--- begin SOURCE RECORDS ---

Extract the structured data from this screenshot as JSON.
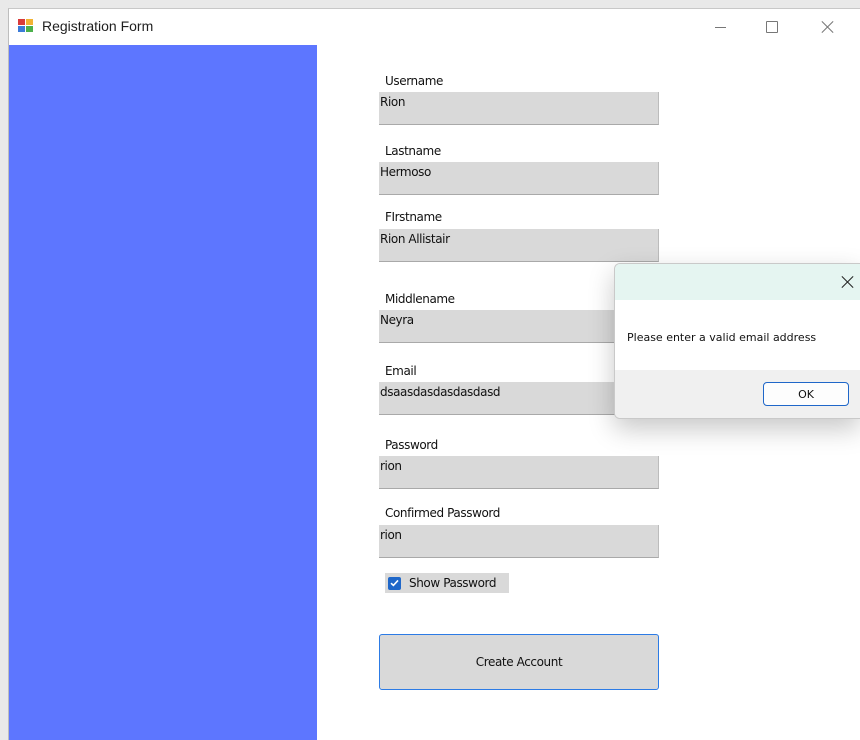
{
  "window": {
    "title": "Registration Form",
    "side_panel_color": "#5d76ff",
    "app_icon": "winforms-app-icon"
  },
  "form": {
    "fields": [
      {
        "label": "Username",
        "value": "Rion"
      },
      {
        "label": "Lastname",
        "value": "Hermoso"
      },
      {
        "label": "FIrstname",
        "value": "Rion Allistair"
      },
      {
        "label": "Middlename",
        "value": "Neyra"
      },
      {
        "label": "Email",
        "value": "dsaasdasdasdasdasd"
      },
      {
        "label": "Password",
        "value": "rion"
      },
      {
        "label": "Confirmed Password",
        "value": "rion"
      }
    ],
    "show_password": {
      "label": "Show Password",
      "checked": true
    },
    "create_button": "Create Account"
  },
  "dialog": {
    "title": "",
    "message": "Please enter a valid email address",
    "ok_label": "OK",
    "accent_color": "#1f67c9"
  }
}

--- end SOURCE RECORDS ---

SET EXERCISE — Return the whole listing, word for word, and leave out every picture.

RESPONSE TO THIS TASK —
Extract the structured data from this screenshot as JSON.
{
  "window": {
    "title": "Registration Form",
    "side_panel_color": "#5d76ff",
    "app_icon": "winforms-app-icon"
  },
  "form": {
    "fields": [
      {
        "label": "Username",
        "value": "Rion"
      },
      {
        "label": "Lastname",
        "value": "Hermoso"
      },
      {
        "label": "FIrstname",
        "value": "Rion Allistair"
      },
      {
        "label": "Middlename",
        "value": "Neyra"
      },
      {
        "label": "Email",
        "value": "dsaasdasdasdasdasd"
      },
      {
        "label": "Password",
        "value": "rion"
      },
      {
        "label": "Confirmed Password",
        "value": "rion"
      }
    ],
    "show_password": {
      "label": "Show Password",
      "checked": true
    },
    "create_button": "Create Account"
  },
  "dialog": {
    "title": "",
    "message": "Please enter a valid email address",
    "ok_label": "OK",
    "accent_color": "#1f67c9"
  }
}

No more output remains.